Brief :: Pick out every line with the word "nella" and copy it.

Material provided ::
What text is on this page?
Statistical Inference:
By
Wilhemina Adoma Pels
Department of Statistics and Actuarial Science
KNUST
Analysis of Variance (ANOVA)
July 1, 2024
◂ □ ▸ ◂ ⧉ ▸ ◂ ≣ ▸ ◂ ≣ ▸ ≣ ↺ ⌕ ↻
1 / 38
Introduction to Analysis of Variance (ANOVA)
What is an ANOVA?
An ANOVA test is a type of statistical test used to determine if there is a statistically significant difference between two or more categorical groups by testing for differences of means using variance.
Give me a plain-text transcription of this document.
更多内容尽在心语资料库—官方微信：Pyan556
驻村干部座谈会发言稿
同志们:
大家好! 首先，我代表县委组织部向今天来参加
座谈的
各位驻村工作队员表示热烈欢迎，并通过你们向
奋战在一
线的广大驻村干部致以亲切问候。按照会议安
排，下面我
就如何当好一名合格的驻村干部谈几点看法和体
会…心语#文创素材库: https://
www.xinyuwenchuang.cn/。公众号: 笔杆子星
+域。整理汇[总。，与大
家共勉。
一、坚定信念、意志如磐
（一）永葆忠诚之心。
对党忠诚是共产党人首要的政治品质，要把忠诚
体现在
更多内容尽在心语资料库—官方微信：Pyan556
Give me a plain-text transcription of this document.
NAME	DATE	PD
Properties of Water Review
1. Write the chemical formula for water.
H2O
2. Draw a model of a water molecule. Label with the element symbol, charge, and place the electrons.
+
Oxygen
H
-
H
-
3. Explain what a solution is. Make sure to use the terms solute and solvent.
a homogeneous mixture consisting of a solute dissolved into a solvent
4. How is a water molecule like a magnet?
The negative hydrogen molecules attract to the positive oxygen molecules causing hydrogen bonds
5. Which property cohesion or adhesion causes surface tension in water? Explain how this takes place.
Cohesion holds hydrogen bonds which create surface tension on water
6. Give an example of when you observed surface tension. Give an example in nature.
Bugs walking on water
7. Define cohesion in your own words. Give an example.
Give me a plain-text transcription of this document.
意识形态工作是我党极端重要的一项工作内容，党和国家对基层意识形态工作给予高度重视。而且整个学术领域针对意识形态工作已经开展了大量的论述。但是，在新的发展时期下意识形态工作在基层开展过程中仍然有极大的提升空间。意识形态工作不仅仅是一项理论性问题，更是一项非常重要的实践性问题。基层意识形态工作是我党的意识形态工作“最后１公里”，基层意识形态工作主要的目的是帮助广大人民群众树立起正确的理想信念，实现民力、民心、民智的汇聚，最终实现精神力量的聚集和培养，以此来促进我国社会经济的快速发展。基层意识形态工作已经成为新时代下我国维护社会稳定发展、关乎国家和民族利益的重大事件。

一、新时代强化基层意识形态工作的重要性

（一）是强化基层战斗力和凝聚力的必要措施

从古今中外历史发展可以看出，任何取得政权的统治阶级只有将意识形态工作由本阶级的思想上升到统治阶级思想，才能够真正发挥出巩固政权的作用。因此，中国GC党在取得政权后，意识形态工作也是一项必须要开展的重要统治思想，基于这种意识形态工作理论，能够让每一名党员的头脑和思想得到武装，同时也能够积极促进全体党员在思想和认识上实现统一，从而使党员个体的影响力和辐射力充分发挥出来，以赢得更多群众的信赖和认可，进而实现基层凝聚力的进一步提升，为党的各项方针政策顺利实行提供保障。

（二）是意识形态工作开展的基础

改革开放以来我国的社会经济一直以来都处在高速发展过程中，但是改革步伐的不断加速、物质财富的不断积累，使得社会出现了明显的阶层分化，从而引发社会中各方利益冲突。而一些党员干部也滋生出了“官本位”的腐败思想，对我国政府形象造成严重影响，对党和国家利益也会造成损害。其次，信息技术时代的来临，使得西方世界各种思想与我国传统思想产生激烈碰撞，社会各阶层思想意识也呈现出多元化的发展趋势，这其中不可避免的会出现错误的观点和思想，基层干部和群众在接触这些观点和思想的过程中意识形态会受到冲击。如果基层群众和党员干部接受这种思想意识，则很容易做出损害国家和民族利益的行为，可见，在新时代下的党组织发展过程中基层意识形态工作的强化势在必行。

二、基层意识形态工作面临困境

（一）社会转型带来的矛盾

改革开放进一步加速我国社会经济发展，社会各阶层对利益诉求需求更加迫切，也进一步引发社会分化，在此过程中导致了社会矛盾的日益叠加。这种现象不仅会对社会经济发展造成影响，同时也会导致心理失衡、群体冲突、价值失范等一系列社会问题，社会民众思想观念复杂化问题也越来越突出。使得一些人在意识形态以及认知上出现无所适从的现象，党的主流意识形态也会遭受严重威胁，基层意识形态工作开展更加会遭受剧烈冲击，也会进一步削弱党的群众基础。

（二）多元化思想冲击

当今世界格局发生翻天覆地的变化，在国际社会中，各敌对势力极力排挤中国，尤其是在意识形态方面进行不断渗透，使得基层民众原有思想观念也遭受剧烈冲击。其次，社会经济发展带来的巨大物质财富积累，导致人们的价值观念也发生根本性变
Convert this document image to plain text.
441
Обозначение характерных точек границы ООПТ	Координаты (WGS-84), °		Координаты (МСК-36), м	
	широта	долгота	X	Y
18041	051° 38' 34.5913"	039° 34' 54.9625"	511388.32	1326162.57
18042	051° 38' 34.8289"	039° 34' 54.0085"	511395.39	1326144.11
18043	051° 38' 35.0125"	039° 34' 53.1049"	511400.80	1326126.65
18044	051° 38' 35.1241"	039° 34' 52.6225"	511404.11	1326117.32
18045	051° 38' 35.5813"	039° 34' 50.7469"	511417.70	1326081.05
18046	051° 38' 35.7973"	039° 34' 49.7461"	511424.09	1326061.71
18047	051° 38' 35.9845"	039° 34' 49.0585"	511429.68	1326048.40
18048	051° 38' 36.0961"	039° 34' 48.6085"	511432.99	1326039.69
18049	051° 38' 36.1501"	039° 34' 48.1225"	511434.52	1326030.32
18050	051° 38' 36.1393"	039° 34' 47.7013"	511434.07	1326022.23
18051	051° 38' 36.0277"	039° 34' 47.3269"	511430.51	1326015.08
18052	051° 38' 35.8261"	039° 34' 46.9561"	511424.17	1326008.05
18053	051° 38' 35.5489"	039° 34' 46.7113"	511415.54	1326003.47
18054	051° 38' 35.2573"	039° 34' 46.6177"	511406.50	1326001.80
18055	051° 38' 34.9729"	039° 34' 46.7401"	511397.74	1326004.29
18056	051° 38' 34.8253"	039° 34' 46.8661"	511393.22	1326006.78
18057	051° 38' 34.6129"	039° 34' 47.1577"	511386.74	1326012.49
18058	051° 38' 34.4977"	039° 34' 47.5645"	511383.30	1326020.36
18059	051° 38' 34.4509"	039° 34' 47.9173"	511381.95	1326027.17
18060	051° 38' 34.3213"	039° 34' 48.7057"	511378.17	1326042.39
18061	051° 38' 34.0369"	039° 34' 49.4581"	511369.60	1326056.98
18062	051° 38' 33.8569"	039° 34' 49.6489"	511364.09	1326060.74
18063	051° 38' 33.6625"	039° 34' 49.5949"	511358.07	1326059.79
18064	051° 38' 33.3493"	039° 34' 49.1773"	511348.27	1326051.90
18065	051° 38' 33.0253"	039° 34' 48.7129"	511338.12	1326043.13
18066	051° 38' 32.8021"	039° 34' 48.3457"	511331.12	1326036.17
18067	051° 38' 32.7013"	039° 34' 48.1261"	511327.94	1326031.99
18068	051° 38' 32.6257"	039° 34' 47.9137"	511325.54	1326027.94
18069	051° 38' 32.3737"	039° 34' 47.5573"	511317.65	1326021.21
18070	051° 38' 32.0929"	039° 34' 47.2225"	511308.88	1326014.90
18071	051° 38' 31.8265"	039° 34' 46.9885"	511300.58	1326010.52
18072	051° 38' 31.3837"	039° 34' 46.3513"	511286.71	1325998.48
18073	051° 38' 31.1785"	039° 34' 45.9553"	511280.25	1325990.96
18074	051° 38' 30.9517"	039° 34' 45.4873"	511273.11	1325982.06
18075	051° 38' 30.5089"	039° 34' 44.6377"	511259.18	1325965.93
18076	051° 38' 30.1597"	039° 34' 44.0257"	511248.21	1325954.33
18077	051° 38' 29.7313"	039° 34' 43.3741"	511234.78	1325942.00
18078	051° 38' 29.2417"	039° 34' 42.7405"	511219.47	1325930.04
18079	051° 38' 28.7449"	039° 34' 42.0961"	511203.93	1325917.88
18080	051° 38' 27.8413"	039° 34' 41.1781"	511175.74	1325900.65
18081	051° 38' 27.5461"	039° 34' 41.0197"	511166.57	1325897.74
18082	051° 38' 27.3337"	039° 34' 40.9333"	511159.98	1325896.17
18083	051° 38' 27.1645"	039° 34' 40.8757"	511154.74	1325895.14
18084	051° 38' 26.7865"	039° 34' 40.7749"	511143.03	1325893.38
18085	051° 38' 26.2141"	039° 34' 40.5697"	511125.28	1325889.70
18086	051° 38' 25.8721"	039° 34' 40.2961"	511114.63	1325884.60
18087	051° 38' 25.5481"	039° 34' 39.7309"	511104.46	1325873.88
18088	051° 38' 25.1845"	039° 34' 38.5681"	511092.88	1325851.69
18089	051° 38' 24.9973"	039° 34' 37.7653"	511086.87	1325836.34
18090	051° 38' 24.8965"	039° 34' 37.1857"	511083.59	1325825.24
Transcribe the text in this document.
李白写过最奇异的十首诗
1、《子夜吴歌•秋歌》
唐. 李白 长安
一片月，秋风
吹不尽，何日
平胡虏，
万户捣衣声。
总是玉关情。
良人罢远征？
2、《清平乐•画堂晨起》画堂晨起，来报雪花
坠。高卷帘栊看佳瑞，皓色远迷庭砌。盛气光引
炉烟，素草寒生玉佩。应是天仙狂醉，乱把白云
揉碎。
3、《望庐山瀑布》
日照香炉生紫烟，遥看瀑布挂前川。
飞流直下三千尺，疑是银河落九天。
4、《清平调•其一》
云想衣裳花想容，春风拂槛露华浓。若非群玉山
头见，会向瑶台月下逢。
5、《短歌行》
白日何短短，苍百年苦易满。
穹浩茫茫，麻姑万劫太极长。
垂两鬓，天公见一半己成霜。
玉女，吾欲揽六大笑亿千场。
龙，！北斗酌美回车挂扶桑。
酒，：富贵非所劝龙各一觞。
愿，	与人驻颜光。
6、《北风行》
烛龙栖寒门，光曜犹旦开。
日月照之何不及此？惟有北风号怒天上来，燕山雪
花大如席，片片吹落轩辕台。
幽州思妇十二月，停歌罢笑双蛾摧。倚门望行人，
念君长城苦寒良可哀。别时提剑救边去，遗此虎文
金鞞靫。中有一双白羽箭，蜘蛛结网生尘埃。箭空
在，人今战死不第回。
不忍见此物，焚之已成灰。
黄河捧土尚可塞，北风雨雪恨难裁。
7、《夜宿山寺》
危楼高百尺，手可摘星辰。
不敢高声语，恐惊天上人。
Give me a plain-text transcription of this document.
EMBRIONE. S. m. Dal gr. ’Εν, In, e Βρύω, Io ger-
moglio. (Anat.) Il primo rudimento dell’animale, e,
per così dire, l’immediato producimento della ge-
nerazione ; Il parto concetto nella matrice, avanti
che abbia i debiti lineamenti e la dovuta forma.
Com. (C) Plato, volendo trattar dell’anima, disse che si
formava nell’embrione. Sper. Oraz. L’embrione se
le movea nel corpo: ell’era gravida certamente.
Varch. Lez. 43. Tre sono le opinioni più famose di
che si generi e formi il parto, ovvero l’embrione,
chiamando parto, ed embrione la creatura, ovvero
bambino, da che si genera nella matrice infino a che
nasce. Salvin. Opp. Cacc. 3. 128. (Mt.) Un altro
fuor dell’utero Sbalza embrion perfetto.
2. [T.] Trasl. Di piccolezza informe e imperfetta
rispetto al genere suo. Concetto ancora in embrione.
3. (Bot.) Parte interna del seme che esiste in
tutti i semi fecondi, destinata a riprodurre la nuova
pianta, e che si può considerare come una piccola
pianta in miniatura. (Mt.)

Output for this exercise ::
nerazione ; Il parto concetto nella matrice, avanti
bambino, da che si genera nella matrice infino a che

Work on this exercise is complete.